**REQUIRED WORK**
Copy out lines with the word "What" from the material that follows.

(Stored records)
● ● ● ● ● ● ●

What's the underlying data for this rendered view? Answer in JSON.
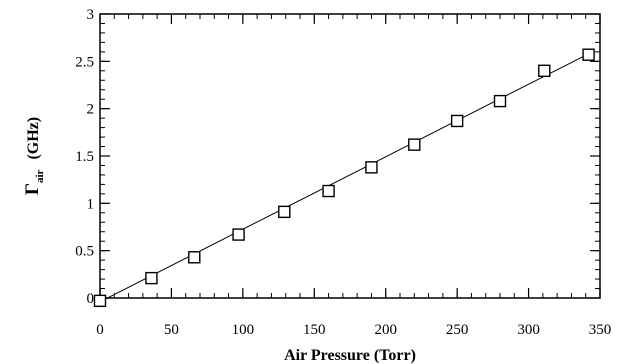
{
  "chart_data": {
    "type": "scatter",
    "title": "",
    "xlabel": "Air Pressure (Torr)",
    "ylabel": {
      "symbol": "Γ",
      "subscript": "air",
      "unit": "(GHz)"
    },
    "xlim": [
      0,
      350
    ],
    "ylim": [
      0,
      3
    ],
    "xticks": [
      "0",
      "50",
      "100",
      "150",
      "200",
      "250",
      "300",
      "350"
    ],
    "yticks": [
      "0",
      "0.5",
      "1",
      "1.5",
      "2",
      "2.5",
      "3"
    ],
    "grid": false,
    "legend": "none",
    "series": [
      {
        "marker": "open-square",
        "x": [
          0,
          36,
          66,
          97,
          129,
          160,
          190,
          220,
          250,
          280,
          311,
          342
        ],
        "y": [
          -0.03,
          0.21,
          0.43,
          0.67,
          0.91,
          1.13,
          1.38,
          1.62,
          1.87,
          2.08,
          2.4,
          2.57
        ]
      }
    ],
    "fit_line": {
      "x": [
        0,
        342
      ],
      "y": [
        -0.04,
        2.58
      ]
    }
  }
}
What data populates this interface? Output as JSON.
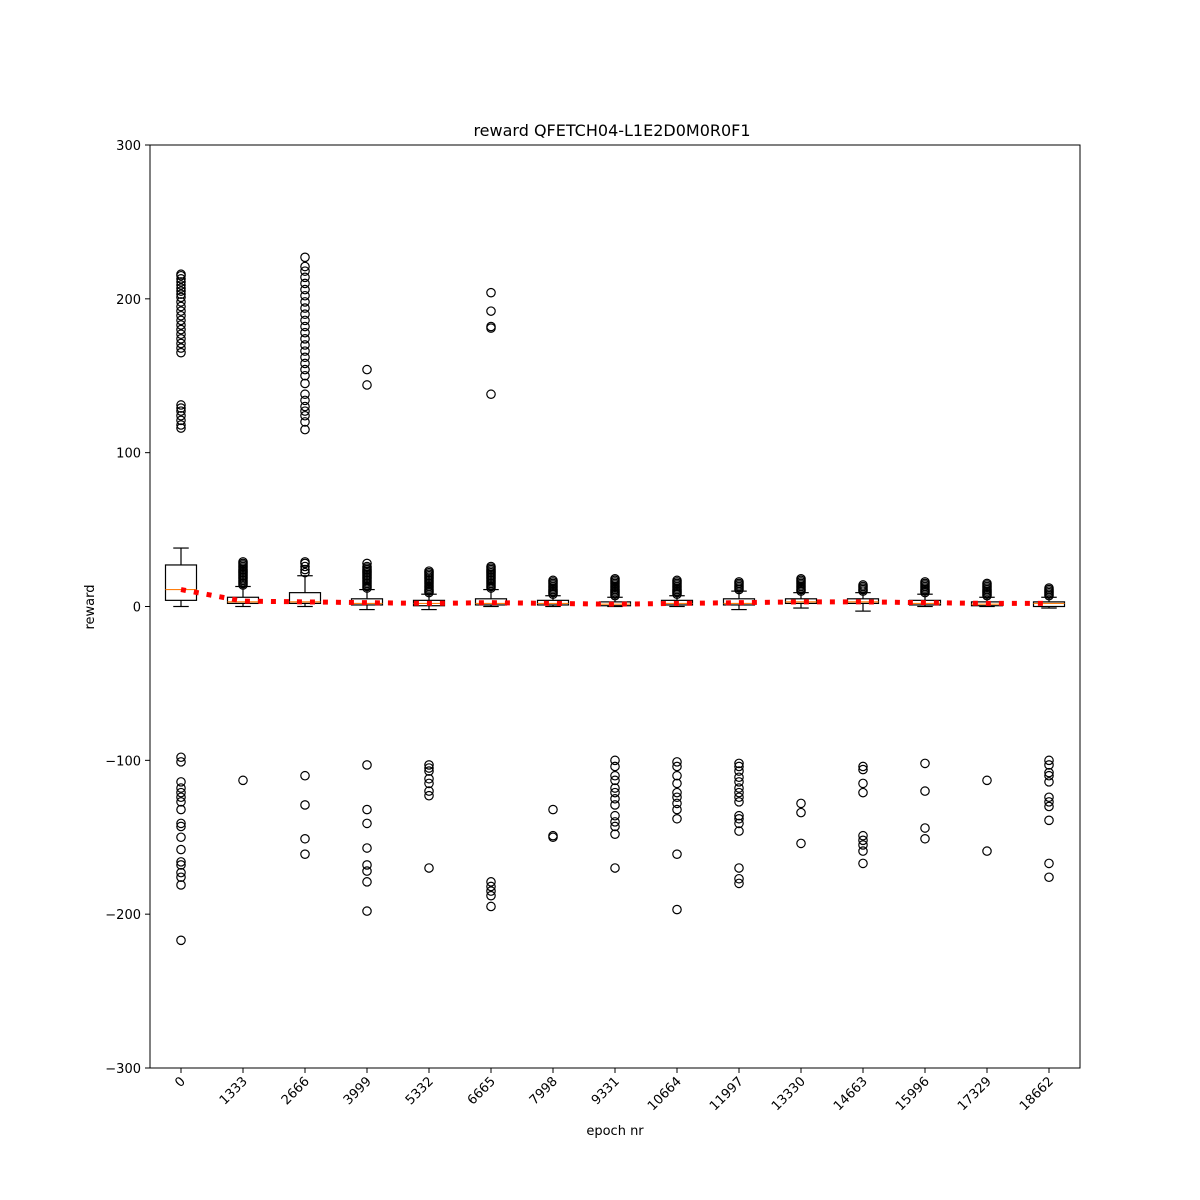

● ● ● ● ● ● ●

**THE OUTPUT**
What's the underlying data for this rendered view? Answer in JSON.
What data populates this interface? Output as JSON.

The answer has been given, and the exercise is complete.